On Jan. 6, an estimated 600-1,000 armed police officers entered the Dong Chiem parish cemetery to protect an engineering unit assigned to destroy the stone crucifix under the pretense that the fixture violated a state mandate that all religious symbols be inside a religious premise. Parishioners begged the police to stop the destruction of the crucifix but were met with tear gas and batons.

The State News Agency of the Socialist Republic of Vietnam has accused various Catholic news agencies of “distortion, false accusation and agitation against Vietnam authorities,” said J.B. An Dang, who also said that CNA has been added to the list of blocked sites.

In response to the government's claims, Bishop Francis Nguyen Van Sang of Thai Binh stated on Jan. 16 that “The crucifix was smashed by sledge-hammers and blown up by explosives. Armed soldiers and police men who participated in the attack, along with parishioners who rushed to the site and witnessed the incident knew it clearly.”

Bishop Nguyen retorted, “No, it was not dismantled as distorted by The Vietnamese News Agency in a report that contradicted the statement of the archdiocese of Hanoi.”

● **Records shown**
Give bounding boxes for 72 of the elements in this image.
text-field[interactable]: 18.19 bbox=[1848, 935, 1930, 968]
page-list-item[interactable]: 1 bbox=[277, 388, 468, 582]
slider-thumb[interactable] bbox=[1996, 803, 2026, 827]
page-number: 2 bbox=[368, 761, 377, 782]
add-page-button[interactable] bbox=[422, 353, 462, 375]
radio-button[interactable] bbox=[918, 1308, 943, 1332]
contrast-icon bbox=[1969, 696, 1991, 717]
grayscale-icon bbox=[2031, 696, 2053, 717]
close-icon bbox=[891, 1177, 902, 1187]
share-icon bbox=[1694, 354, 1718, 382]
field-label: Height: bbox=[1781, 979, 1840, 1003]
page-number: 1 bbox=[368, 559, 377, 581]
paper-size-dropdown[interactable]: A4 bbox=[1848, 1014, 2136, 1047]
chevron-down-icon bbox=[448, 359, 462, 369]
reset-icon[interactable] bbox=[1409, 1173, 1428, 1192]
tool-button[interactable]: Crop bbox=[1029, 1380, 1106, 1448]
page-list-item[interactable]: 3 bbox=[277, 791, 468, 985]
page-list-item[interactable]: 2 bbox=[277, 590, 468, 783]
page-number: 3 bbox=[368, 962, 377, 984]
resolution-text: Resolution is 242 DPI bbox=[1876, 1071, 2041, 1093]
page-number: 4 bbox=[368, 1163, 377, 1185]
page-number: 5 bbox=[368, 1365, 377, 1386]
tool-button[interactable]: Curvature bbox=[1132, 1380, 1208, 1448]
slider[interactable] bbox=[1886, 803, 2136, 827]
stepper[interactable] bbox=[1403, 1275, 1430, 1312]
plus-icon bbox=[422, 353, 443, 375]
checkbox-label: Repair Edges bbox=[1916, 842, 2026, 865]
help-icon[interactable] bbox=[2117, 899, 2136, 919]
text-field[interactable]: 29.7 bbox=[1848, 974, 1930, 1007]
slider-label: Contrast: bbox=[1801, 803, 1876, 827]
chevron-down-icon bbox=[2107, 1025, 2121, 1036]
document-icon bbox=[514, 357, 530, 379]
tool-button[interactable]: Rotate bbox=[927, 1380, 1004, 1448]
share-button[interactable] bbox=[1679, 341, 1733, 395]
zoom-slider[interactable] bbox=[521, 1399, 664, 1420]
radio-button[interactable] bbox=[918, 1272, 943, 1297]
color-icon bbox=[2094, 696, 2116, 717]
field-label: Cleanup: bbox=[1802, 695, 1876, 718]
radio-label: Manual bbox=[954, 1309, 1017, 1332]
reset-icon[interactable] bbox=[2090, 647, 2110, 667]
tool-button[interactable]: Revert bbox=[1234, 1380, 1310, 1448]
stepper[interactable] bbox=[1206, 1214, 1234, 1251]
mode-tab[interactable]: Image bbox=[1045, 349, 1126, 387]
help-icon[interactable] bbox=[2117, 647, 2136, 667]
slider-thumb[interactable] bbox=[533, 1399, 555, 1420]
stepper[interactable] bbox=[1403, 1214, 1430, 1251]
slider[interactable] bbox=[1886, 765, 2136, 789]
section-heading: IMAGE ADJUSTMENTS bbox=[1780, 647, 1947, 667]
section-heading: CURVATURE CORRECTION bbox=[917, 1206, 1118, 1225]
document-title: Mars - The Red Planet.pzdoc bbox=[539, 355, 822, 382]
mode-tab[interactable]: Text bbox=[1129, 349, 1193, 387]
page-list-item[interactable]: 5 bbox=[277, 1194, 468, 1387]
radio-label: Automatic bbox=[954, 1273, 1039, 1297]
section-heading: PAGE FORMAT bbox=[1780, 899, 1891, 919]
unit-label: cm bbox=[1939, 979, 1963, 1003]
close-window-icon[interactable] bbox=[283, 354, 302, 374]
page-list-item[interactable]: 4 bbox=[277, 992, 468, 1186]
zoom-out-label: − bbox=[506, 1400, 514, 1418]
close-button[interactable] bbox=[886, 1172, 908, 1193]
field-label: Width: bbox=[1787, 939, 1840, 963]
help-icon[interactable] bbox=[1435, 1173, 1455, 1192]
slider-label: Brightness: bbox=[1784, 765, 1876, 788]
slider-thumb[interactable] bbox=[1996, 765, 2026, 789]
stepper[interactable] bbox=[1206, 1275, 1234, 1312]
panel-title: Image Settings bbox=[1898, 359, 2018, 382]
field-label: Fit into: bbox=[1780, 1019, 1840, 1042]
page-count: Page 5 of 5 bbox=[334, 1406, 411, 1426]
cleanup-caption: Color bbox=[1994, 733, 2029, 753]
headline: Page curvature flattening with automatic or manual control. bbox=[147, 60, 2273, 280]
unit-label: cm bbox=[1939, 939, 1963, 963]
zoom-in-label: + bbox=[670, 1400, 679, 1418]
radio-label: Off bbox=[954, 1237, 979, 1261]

● **Parts of the exercise**
**a)** In the passage on the Dong Chiem crucifix, on what date did Bishop Francis Nguyen Van Sang of Thai Binh respond to the government's claims?
**b)** Continue the passage on the Dong Chiem crucifix from the point where it stops.

● **Answers to the exercise**
**a)** Jan. 16

**b)**
“The debris from the explosion was everywhere,” continued the bishop. “Whether the crucifix had been 'dismantled' or 'smashed up,' let the facts speak for themselves. No one can deny it.”

According to J.B. An Dang, not all party officials condoned the destruction of the crucifix, and the local government in Dong Chiem allegedly wrote a statement on Jan. 6 confirming the attack and expressing disagreement its with it.

In other news, however, pro-government thugs were reported to have destroyed all of the tombstone crosses in the cemetery on the night of Jan. 16, including a make-shift bamboo cross that was serving as a temporary replacement for the destroyed crucifix.

J.B. An Dang reports that a local coalition is forming to safeguard the premise as much as possible.